OBJECTIVE => Repeat the records word for word, excluding any picture.

TASK INPUT =>
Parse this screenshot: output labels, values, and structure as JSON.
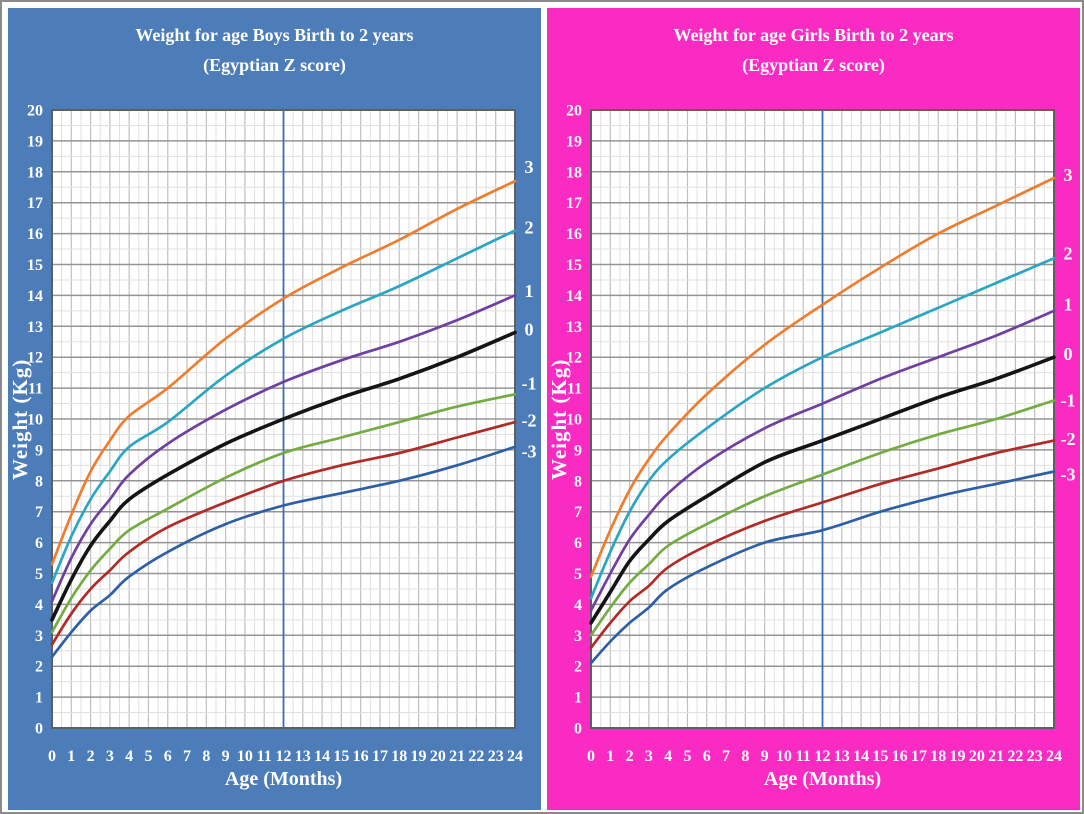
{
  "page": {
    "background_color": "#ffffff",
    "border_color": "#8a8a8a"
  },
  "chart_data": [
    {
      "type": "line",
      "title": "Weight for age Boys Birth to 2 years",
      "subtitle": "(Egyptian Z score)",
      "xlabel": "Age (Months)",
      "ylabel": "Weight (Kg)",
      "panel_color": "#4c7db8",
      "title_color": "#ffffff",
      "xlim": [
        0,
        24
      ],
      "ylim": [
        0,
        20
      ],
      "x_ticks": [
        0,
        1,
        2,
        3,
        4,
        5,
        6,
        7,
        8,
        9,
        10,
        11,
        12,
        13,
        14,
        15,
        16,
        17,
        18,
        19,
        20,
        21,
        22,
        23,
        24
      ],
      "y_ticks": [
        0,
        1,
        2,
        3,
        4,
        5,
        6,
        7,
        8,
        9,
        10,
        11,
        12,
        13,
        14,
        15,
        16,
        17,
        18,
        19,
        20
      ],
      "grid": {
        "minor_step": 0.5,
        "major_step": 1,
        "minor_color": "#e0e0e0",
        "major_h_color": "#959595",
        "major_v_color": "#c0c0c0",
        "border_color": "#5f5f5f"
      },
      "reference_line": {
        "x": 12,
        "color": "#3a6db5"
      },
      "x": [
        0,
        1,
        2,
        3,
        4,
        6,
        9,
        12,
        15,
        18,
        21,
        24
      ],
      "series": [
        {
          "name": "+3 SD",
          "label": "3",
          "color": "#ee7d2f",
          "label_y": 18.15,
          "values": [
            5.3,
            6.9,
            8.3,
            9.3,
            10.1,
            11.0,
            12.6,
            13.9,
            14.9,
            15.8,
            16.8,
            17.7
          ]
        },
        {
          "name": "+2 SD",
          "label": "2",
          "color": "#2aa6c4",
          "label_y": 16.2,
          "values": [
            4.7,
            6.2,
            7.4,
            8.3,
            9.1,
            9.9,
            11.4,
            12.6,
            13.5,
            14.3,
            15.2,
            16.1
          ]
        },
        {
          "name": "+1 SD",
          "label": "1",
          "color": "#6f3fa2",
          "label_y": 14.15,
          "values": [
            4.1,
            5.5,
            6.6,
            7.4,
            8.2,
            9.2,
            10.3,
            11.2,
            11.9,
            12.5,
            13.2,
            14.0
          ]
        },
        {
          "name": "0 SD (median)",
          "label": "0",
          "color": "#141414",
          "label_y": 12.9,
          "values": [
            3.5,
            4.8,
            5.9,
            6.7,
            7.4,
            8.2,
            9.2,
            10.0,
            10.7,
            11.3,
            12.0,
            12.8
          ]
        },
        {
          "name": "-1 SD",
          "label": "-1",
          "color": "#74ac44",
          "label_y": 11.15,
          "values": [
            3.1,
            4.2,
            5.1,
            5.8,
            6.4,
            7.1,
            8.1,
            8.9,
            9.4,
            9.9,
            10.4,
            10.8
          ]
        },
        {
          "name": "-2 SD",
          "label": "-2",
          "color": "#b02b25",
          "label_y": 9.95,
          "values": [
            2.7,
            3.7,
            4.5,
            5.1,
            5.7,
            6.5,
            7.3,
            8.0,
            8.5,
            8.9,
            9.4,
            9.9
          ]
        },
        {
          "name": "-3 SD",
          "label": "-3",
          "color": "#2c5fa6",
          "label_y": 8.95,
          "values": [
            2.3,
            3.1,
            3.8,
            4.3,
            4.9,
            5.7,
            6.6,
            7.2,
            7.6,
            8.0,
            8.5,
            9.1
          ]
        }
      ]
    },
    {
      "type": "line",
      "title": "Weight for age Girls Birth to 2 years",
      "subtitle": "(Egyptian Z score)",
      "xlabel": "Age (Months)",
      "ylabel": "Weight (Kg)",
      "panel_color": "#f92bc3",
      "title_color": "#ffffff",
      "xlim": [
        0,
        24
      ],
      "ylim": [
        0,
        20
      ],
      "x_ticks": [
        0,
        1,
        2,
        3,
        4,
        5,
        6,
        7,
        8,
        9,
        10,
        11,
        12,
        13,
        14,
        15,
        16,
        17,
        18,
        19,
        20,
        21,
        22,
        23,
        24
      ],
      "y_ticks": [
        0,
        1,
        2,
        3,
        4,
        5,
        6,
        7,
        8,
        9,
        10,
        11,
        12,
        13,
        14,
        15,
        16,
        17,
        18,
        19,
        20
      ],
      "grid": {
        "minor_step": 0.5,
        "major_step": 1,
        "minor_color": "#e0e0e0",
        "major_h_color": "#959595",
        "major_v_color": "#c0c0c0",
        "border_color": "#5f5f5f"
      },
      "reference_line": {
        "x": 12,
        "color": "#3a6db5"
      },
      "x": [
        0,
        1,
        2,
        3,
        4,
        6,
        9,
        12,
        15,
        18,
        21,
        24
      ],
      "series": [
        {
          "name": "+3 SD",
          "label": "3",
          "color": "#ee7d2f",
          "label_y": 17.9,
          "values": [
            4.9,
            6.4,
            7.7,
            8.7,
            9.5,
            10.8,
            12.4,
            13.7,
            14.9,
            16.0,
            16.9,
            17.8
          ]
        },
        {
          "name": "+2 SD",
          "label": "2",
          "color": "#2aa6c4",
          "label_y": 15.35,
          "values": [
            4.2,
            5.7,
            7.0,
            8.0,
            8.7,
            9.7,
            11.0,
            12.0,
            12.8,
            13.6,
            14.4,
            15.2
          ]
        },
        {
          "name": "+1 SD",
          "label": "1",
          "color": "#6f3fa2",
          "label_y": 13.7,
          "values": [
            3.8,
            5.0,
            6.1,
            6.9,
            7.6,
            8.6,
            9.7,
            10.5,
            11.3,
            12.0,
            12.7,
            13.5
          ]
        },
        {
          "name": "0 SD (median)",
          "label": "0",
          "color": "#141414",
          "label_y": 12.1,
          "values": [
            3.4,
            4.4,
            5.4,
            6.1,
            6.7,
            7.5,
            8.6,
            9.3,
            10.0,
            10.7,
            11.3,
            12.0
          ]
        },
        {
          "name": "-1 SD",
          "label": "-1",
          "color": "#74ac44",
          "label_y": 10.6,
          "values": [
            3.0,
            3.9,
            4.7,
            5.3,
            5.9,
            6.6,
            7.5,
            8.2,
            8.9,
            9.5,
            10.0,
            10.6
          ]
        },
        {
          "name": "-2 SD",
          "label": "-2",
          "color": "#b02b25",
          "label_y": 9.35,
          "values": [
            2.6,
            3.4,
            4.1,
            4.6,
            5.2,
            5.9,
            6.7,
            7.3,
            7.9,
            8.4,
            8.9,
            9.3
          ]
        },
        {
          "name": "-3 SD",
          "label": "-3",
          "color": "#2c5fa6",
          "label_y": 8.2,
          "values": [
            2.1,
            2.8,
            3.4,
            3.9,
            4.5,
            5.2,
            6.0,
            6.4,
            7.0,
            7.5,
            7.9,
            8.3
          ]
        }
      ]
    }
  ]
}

OUTPUT =>
Parse this screenshot: output labels, values, and structure as JSON.
{
  "page": {
    "background_color": "#ffffff",
    "border_color": "#8a8a8a"
  },
  "chart_data": [
    {
      "type": "line",
      "title": "Weight for age Boys Birth to 2 years",
      "subtitle": "(Egyptian Z score)",
      "xlabel": "Age (Months)",
      "ylabel": "Weight (Kg)",
      "panel_color": "#4c7db8",
      "title_color": "#ffffff",
      "xlim": [
        0,
        24
      ],
      "ylim": [
        0,
        20
      ],
      "x_ticks": [
        0,
        1,
        2,
        3,
        4,
        5,
        6,
        7,
        8,
        9,
        10,
        11,
        12,
        13,
        14,
        15,
        16,
        17,
        18,
        19,
        20,
        21,
        22,
        23,
        24
      ],
      "y_ticks": [
        0,
        1,
        2,
        3,
        4,
        5,
        6,
        7,
        8,
        9,
        10,
        11,
        12,
        13,
        14,
        15,
        16,
        17,
        18,
        19,
        20
      ],
      "grid": {
        "minor_step": 0.5,
        "major_step": 1,
        "minor_color": "#e0e0e0",
        "major_h_color": "#959595",
        "major_v_color": "#c0c0c0",
        "border_color": "#5f5f5f"
      },
      "reference_line": {
        "x": 12,
        "color": "#3a6db5"
      },
      "x": [
        0,
        1,
        2,
        3,
        4,
        6,
        9,
        12,
        15,
        18,
        21,
        24
      ],
      "series": [
        {
          "name": "+3 SD",
          "label": "3",
          "color": "#ee7d2f",
          "label_y": 18.15,
          "values": [
            5.3,
            6.9,
            8.3,
            9.3,
            10.1,
            11.0,
            12.6,
            13.9,
            14.9,
            15.8,
            16.8,
            17.7
          ]
        },
        {
          "name": "+2 SD",
          "label": "2",
          "color": "#2aa6c4",
          "label_y": 16.2,
          "values": [
            4.7,
            6.2,
            7.4,
            8.3,
            9.1,
            9.9,
            11.4,
            12.6,
            13.5,
            14.3,
            15.2,
            16.1
          ]
        },
        {
          "name": "+1 SD",
          "label": "1",
          "color": "#6f3fa2",
          "label_y": 14.15,
          "values": [
            4.1,
            5.5,
            6.6,
            7.4,
            8.2,
            9.2,
            10.3,
            11.2,
            11.9,
            12.5,
            13.2,
            14.0
          ]
        },
        {
          "name": "0 SD (median)",
          "label": "0",
          "color": "#141414",
          "label_y": 12.9,
          "values": [
            3.5,
            4.8,
            5.9,
            6.7,
            7.4,
            8.2,
            9.2,
            10.0,
            10.7,
            11.3,
            12.0,
            12.8
          ]
        },
        {
          "name": "-1 SD",
          "label": "-1",
          "color": "#74ac44",
          "label_y": 11.15,
          "values": [
            3.1,
            4.2,
            5.1,
            5.8,
            6.4,
            7.1,
            8.1,
            8.9,
            9.4,
            9.9,
            10.4,
            10.8
          ]
        },
        {
          "name": "-2 SD",
          "label": "-2",
          "color": "#b02b25",
          "label_y": 9.95,
          "values": [
            2.7,
            3.7,
            4.5,
            5.1,
            5.7,
            6.5,
            7.3,
            8.0,
            8.5,
            8.9,
            9.4,
            9.9
          ]
        },
        {
          "name": "-3 SD",
          "label": "-3",
          "color": "#2c5fa6",
          "label_y": 8.95,
          "values": [
            2.3,
            3.1,
            3.8,
            4.3,
            4.9,
            5.7,
            6.6,
            7.2,
            7.6,
            8.0,
            8.5,
            9.1
          ]
        }
      ]
    },
    {
      "type": "line",
      "title": "Weight for age Girls Birth to 2 years",
      "subtitle": "(Egyptian Z score)",
      "xlabel": "Age (Months)",
      "ylabel": "Weight (Kg)",
      "panel_color": "#f92bc3",
      "title_color": "#ffffff",
      "xlim": [
        0,
        24
      ],
      "ylim": [
        0,
        20
      ],
      "x_ticks": [
        0,
        1,
        2,
        3,
        4,
        5,
        6,
        7,
        8,
        9,
        10,
        11,
        12,
        13,
        14,
        15,
        16,
        17,
        18,
        19,
        20,
        21,
        22,
        23,
        24
      ],
      "y_ticks": [
        0,
        1,
        2,
        3,
        4,
        5,
        6,
        7,
        8,
        9,
        10,
        11,
        12,
        13,
        14,
        15,
        16,
        17,
        18,
        19,
        20
      ],
      "grid": {
        "minor_step": 0.5,
        "major_step": 1,
        "minor_color": "#e0e0e0",
        "major_h_color": "#959595",
        "major_v_color": "#c0c0c0",
        "border_color": "#5f5f5f"
      },
      "reference_line": {
        "x": 12,
        "color": "#3a6db5"
      },
      "x": [
        0,
        1,
        2,
        3,
        4,
        6,
        9,
        12,
        15,
        18,
        21,
        24
      ],
      "series": [
        {
          "name": "+3 SD",
          "label": "3",
          "color": "#ee7d2f",
          "label_y": 17.9,
          "values": [
            4.9,
            6.4,
            7.7,
            8.7,
            9.5,
            10.8,
            12.4,
            13.7,
            14.9,
            16.0,
            16.9,
            17.8
          ]
        },
        {
          "name": "+2 SD",
          "label": "2",
          "color": "#2aa6c4",
          "label_y": 15.35,
          "values": [
            4.2,
            5.7,
            7.0,
            8.0,
            8.7,
            9.7,
            11.0,
            12.0,
            12.8,
            13.6,
            14.4,
            15.2
          ]
        },
        {
          "name": "+1 SD",
          "label": "1",
          "color": "#6f3fa2",
          "label_y": 13.7,
          "values": [
            3.8,
            5.0,
            6.1,
            6.9,
            7.6,
            8.6,
            9.7,
            10.5,
            11.3,
            12.0,
            12.7,
            13.5
          ]
        },
        {
          "name": "0 SD (median)",
          "label": "0",
          "color": "#141414",
          "label_y": 12.1,
          "values": [
            3.4,
            4.4,
            5.4,
            6.1,
            6.7,
            7.5,
            8.6,
            9.3,
            10.0,
            10.7,
            11.3,
            12.0
          ]
        },
        {
          "name": "-1 SD",
          "label": "-1",
          "color": "#74ac44",
          "label_y": 10.6,
          "values": [
            3.0,
            3.9,
            4.7,
            5.3,
            5.9,
            6.6,
            7.5,
            8.2,
            8.9,
            9.5,
            10.0,
            10.6
          ]
        },
        {
          "name": "-2 SD",
          "label": "-2",
          "color": "#b02b25",
          "label_y": 9.35,
          "values": [
            2.6,
            3.4,
            4.1,
            4.6,
            5.2,
            5.9,
            6.7,
            7.3,
            7.9,
            8.4,
            8.9,
            9.3
          ]
        },
        {
          "name": "-3 SD",
          "label": "-3",
          "color": "#2c5fa6",
          "label_y": 8.2,
          "values": [
            2.1,
            2.8,
            3.4,
            3.9,
            4.5,
            5.2,
            6.0,
            6.4,
            7.0,
            7.5,
            7.9,
            8.3
          ]
        }
      ]
    }
  ]
}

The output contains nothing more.